= Instructions to follow =
Copy every entry exactly.

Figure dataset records

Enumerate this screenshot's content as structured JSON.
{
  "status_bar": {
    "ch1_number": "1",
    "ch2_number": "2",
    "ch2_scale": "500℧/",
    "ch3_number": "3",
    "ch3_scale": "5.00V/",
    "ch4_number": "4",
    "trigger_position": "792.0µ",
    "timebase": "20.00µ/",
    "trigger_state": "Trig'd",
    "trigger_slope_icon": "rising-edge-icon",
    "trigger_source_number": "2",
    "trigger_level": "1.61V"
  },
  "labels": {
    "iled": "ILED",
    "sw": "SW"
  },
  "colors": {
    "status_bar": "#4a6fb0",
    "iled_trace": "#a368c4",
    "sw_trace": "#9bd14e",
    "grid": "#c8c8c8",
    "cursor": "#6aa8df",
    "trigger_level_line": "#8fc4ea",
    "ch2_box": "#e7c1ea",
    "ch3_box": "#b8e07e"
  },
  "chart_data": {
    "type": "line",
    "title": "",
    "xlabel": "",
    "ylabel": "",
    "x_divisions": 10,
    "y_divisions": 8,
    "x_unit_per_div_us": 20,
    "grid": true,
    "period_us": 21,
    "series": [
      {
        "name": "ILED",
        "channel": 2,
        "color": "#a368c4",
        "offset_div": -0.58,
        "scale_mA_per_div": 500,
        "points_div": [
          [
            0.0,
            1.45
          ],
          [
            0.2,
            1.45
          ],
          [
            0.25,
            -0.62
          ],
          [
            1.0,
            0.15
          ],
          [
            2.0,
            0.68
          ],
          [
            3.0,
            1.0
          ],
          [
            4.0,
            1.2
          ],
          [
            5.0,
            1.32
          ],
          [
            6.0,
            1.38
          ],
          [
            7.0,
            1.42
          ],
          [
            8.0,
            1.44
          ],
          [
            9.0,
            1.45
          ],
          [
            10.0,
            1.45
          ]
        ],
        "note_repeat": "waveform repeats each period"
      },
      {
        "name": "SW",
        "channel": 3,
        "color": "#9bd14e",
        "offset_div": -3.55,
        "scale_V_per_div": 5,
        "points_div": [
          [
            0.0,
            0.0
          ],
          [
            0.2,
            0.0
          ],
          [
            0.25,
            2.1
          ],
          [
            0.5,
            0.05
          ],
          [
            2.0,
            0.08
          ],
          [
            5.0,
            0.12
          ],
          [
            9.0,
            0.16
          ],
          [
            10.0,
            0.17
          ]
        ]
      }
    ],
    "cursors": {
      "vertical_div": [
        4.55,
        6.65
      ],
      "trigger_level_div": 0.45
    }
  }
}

= Output for this exercise =
Enumerate this screenshot's content as structured JSON.
{
  "status_bar": {
    "ch1_number": "1",
    "ch2_number": "2",
    "ch2_scale": "500℧/",
    "ch3_number": "3",
    "ch3_scale": "5.00V/",
    "ch4_number": "4",
    "trigger_position": "792.0µ",
    "timebase": "20.00µ/",
    "trigger_state": "Trig'd",
    "trigger_slope_icon": "rising-edge-icon",
    "trigger_source_number": "2",
    "trigger_level": "1.61V"
  },
  "labels": {
    "iled": "ILED",
    "sw": "SW"
  },
  "colors": {
    "status_bar": "#4a6fb0",
    "iled_trace": "#a368c4",
    "sw_trace": "#9bd14e",
    "grid": "#c8c8c8",
    "cursor": "#6aa8df",
    "trigger_level_line": "#8fc4ea",
    "ch2_box": "#e7c1ea",
    "ch3_box": "#b8e07e"
  },
  "chart_data": {
    "type": "line",
    "title": "",
    "xlabel": "",
    "ylabel": "",
    "x_divisions": 10,
    "y_divisions": 8,
    "x_unit_per_div_us": 20,
    "grid": true,
    "period_us": 21,
    "series": [
      {
        "name": "ILED",
        "channel": 2,
        "color": "#a368c4",
        "offset_div": -0.58,
        "scale_mA_per_div": 500,
        "points_div": [
          [
            0.0,
            1.45
          ],
          [
            0.2,
            1.45
          ],
          [
            0.25,
            -0.62
          ],
          [
            1.0,
            0.15
          ],
          [
            2.0,
            0.68
          ],
          [
            3.0,
            1.0
          ],
          [
            4.0,
            1.2
          ],
          [
            5.0,
            1.32
          ],
          [
            6.0,
            1.38
          ],
          [
            7.0,
            1.42
          ],
          [
            8.0,
            1.44
          ],
          [
            9.0,
            1.45
          ],
          [
            10.0,
            1.45
          ]
        ],
        "note_repeat": "waveform repeats each period"
      },
      {
        "name": "SW",
        "channel": 3,
        "color": "#9bd14e",
        "offset_div": -3.55,
        "scale_V_per_div": 5,
        "points_div": [
          [
            0.0,
            0.0
          ],
          [
            0.2,
            0.0
          ],
          [
            0.25,
            2.1
          ],
          [
            0.5,
            0.05
          ],
          [
            2.0,
            0.08
          ],
          [
            5.0,
            0.12
          ],
          [
            9.0,
            0.16
          ],
          [
            10.0,
            0.17
          ]
        ]
      }
    ],
    "cursors": {
      "vertical_div": [
        4.55,
        6.65
      ],
      "trigger_level_div": 0.45
    }
  }
}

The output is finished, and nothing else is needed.